Ce dimanche 15 octobre, plus de 18 millions de vénézuéliens étaient invités à élire les 23 gouverneurs de 23 États parmi 226 candidats de droite ou bolivariens (= chavistes) – sauf à Caracas qui n’est pas un État. À cet effet le Centre National Électoral avait installé dans tout le pays 13.559 centres de vote et 30.274 tables électorales. Le taux de participation a été de 61,4 %, un taux très élevé pour un scrutin régional.
Les bolivariens remportent une large victoire avec 17 États contre 5 pour l’opposition. Celle-ci gagne notamment dans les États stratégiques de Mérida, Táchira, Zulia, proches de la Colombie, foyers de violence paramilitaire. Les bolivariens récupèrent trois États historiquement gouvernés par la droite : les États d’Amazonas, de Lara et – victoire hautement symbolique – celle du jeune candidat chaviste Hector Rodriguez dans l’État de Miranda, longtemps gouverné par le milliardaire et ex-candidat à la présidentielle Henrique Capriles Radonsky.

· · · ·

● Objectif 1
Reproduisez le passage du texte sur les élections régionales au Venezuela, de "Les bolivariens remportent" jusqu'à "Henrique Capriles Radonsky.".
● Objectif 2
D'après le texte sur les élections régionales au Venezuela, les affirmations suivantes sont-elles exactes ? Pour chacune, répondez par oui ou par non et citez les mots du texte qui le montrent. (a) Le taux de participation a dépassé 60 %. (b) L'opposition a remporté l'État de Miranda. (c) Caracas fait partie des États appelés à élire un gouverneur.
● Objectif 3
Relevez tous les États vénézuéliens cités nommément dans le texte sur les élections régionales au Venezuela.

● Lignes de données
· · · ·

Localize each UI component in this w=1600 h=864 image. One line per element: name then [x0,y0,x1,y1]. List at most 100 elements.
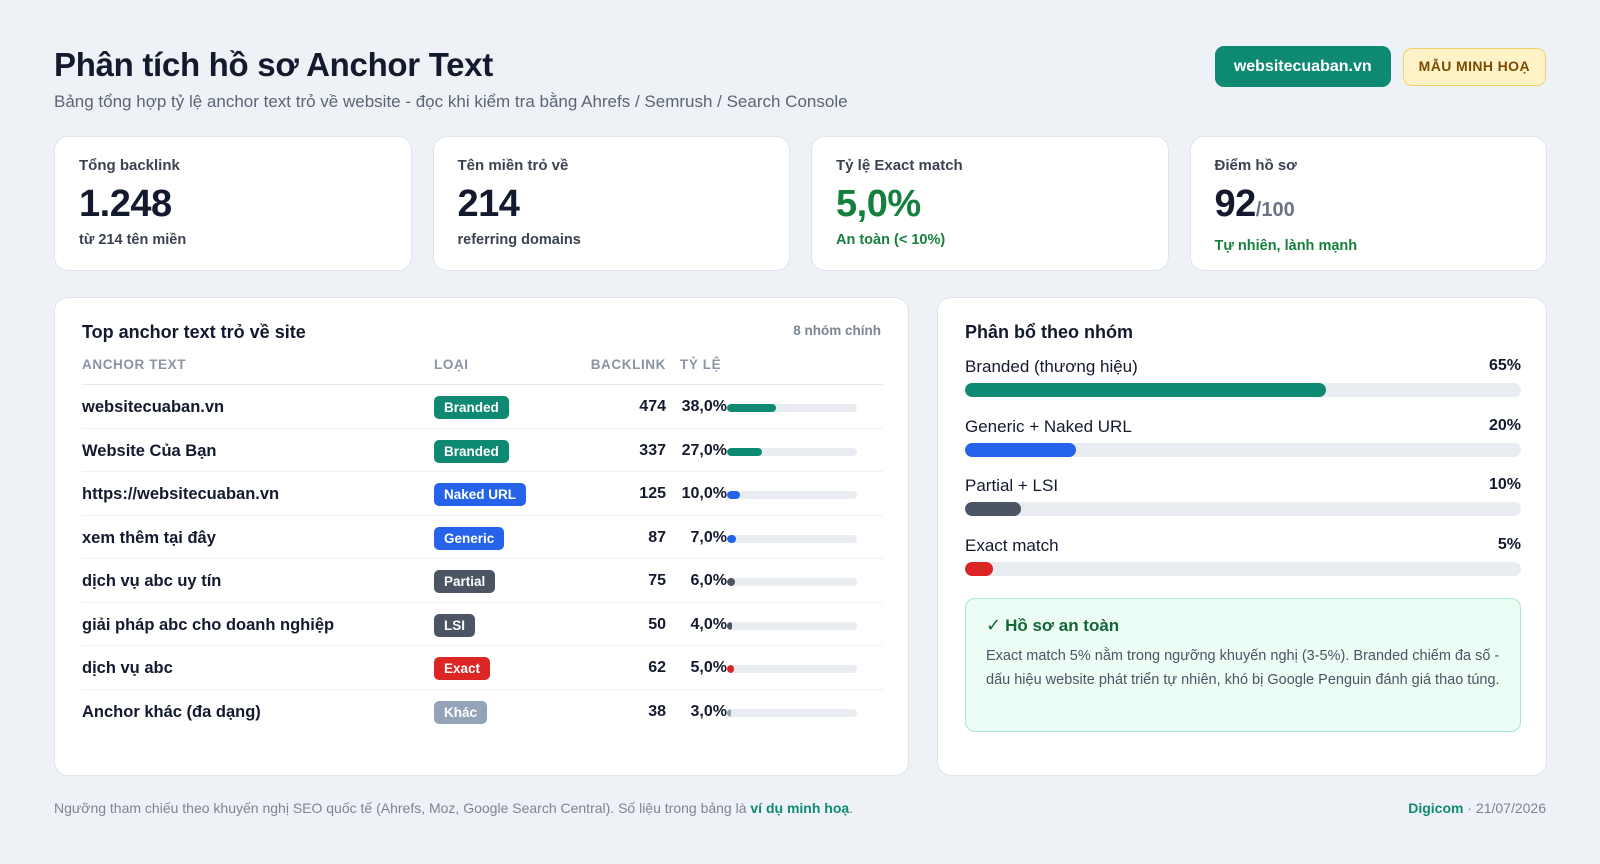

· · · ·

● Bonne réponse 1
Les bolivariens remportent une large victoire avec 17 États contre 5 pour l’opposition. Celle-ci gagne notamment dans les États stratégiques de Mérida, Táchira, Zulia, proches de la Colombie, foyers de violence paramilitaire. Les bolivariens récupèrent trois États historiquement gouvernés par la droite : les États d’Amazonas, de Lara et – victoire hautement symbolique – celle du jeune candidat chaviste Hector Rodriguez dans l’État de Miranda, longtemps gouverné par le milliardaire et ex-candidat à la présidentielle Henrique Capriles Radonsky.

● Bonne réponse 2
(a) Oui : « Le taux de participation a été de 61,4 % ».
(b) Non : « celle du jeune candidat chaviste Hector Rodriguez dans l’État de Miranda ».
(c) Non : « sauf à Caracas qui n’est pas un État ».

● Bonne réponse 3
Mérida, Táchira, Zulia, Amazonas, Lara, Miranda